Among the entries below, find the lines with "title" and copy them.

-- BEGIN --

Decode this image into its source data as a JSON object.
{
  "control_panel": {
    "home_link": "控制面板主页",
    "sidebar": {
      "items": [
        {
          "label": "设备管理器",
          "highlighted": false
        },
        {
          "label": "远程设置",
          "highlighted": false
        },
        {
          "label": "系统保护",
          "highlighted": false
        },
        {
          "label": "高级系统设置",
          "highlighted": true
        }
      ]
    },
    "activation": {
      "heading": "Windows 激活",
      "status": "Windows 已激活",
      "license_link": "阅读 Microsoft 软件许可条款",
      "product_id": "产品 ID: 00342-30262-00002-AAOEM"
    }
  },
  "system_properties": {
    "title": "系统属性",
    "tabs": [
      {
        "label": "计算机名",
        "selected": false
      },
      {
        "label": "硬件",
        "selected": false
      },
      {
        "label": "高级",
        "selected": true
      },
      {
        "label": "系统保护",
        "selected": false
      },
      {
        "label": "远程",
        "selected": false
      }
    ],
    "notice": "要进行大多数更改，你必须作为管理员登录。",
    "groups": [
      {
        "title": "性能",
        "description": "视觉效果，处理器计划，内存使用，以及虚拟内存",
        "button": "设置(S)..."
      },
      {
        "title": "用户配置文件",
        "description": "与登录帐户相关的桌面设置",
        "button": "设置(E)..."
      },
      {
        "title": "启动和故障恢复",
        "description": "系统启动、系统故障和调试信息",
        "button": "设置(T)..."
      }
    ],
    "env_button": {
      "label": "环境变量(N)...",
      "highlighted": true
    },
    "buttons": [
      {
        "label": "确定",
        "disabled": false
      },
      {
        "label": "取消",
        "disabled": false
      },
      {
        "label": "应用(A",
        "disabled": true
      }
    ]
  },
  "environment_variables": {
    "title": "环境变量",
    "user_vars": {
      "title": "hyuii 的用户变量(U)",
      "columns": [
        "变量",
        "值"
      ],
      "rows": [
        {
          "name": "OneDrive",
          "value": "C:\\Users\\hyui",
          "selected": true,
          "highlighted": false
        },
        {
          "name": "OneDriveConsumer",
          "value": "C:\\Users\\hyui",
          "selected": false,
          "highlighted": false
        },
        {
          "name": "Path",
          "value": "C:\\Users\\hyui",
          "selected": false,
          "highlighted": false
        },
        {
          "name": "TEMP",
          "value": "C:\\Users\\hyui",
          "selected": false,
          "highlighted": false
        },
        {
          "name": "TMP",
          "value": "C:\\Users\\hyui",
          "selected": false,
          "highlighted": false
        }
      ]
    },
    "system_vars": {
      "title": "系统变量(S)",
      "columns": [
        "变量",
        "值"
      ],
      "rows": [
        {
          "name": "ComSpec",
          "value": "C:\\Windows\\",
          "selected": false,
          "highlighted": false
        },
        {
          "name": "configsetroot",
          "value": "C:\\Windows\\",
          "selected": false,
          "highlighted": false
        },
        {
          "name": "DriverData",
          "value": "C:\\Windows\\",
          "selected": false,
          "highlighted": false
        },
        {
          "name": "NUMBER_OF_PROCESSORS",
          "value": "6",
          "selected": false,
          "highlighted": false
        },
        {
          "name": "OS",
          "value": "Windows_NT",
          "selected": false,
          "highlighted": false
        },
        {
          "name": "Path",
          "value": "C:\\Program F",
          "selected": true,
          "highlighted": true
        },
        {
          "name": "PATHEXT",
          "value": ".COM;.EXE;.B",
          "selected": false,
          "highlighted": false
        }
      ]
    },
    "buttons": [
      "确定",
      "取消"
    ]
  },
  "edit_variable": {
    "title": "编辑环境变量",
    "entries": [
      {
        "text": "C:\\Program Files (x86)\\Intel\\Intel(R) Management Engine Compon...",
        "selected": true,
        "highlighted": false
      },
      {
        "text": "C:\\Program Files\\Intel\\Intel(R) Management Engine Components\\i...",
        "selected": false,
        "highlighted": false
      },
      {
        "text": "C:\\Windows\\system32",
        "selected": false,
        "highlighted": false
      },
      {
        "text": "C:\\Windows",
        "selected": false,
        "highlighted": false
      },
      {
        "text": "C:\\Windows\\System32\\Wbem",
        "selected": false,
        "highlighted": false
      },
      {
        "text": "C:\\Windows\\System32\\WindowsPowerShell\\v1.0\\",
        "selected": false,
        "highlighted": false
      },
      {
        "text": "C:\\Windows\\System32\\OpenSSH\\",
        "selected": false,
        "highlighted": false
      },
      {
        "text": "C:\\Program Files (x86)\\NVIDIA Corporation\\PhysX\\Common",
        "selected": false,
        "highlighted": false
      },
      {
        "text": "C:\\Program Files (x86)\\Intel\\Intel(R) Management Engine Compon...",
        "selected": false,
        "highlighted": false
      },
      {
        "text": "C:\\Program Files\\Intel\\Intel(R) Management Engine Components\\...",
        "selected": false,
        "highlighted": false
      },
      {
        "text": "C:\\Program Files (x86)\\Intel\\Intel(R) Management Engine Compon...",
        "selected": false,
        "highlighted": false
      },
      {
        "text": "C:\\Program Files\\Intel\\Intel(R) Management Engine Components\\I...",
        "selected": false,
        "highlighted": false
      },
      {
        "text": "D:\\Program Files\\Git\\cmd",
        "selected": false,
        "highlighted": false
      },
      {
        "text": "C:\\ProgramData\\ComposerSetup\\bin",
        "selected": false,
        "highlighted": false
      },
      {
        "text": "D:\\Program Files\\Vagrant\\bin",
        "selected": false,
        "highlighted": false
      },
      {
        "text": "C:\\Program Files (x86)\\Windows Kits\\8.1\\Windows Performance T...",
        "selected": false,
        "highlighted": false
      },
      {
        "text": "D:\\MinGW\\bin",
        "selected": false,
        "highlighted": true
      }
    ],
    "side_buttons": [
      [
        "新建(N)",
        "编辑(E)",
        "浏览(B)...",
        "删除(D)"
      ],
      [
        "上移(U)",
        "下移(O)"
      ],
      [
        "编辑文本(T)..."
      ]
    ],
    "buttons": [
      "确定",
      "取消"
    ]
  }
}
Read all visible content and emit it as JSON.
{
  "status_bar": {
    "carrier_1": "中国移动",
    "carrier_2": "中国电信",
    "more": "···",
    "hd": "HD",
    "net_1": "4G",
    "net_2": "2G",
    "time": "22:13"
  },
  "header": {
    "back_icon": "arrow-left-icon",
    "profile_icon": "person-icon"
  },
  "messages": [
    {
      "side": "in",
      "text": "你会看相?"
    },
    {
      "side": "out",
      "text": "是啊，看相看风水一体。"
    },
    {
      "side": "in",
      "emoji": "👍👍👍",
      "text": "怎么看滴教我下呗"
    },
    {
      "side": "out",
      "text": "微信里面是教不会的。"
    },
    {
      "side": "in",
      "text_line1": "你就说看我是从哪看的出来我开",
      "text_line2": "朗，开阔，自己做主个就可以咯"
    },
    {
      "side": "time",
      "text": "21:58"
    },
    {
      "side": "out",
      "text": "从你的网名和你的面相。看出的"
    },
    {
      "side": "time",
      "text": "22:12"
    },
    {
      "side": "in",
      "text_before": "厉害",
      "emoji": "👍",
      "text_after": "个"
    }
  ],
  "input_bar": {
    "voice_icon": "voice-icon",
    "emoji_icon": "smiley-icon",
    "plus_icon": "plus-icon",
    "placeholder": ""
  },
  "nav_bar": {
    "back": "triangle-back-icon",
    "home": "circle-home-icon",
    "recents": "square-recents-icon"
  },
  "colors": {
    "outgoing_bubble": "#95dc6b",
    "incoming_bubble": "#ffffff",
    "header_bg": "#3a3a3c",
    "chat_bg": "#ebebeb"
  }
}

-- END --

- _ANSWER_:
    "title": "系统属性",
        "title": "性能",
        "title": "用户配置文件",
        "title": "启动和故障恢复",
    "title": "环境变量",
      "title": "hyuii 的用户变量(U)",
      "title": "系统变量(S)",
    "title": "编辑环境变量",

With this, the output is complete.